→ OBJECTIVE
Give the records back in full, exactly as they read.

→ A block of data
..........

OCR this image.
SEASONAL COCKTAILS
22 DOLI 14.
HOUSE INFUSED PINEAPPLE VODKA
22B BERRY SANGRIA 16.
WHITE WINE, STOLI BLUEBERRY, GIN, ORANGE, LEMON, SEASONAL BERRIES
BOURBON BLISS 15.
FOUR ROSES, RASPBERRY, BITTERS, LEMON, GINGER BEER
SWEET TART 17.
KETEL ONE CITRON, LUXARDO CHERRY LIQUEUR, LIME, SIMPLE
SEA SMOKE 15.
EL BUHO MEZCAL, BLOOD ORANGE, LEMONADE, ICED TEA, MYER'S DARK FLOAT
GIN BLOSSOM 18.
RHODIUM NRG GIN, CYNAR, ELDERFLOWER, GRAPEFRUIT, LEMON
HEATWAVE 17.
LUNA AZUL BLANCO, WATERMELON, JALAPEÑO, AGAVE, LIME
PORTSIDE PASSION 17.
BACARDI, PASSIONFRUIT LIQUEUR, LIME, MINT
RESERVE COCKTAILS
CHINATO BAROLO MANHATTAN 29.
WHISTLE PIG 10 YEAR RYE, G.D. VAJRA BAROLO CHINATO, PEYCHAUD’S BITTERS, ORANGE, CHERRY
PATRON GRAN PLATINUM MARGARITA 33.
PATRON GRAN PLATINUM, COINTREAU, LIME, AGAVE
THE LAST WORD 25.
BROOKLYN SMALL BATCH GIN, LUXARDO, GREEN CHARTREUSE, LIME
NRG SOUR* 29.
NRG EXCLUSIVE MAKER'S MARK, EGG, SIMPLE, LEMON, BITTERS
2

..........

→ SOLUTION FOR THIS TASK
OCR this image.
SEASONAL COCKTAILS
22 DOLI 14.
HOUSE INFUSED PINEAPPLE VODKA
22B BERRY SANGRIA 16.
WHITE WINE, STOLI BLUEBERRY, GIN, ORANGE, LEMON, SEASONAL BERRIES
BOURBON BLISS 15.
FOUR ROSES, RASPBERRY, BITTERS, LEMON, GINGER BEER
SWEET TART 17.
KETEL ONE CITRON, LUXARDO CHERRY LIQUEUR, LIME, SIMPLE
SEA SMOKE 15.
EL BUHO MEZCAL, BLOOD ORANGE, LEMONADE, ICED TEA, MYER'S DARK FLOAT
GIN BLOSSOM 18.
RHODIUM NRG GIN, CYNAR, ELDERFLOWER, GRAPEFRUIT, LEMON
HEATWAVE 17.
LUNA AZUL BLANCO, WATERMELON, JALAPEÑO, AGAVE, LIME
PORTSIDE PASSION 17.
BACARDI, PASSIONFRUIT LIQUEUR, LIME, MINT
RESERVE COCKTAILS
CHINATO BAROLO MANHATTAN 29.
WHISTLE PIG 10 YEAR RYE, G.D. VAJRA BAROLO CHINATO, PEYCHAUD’S BITTERS, ORANGE, CHERRY
PATRON GRAN PLATINUM MARGARITA 33.
PATRON GRAN PLATINUM, COINTREAU, LIME, AGAVE
THE LAST WORD 25.
BROOKLYN SMALL BATCH GIN, LUXARDO, GREEN CHARTREUSE, LIME
NRG SOUR* 29.
NRG EXCLUSIVE MAKER'S MARK, EGG, SIMPLE, LEMON, BITTERS
2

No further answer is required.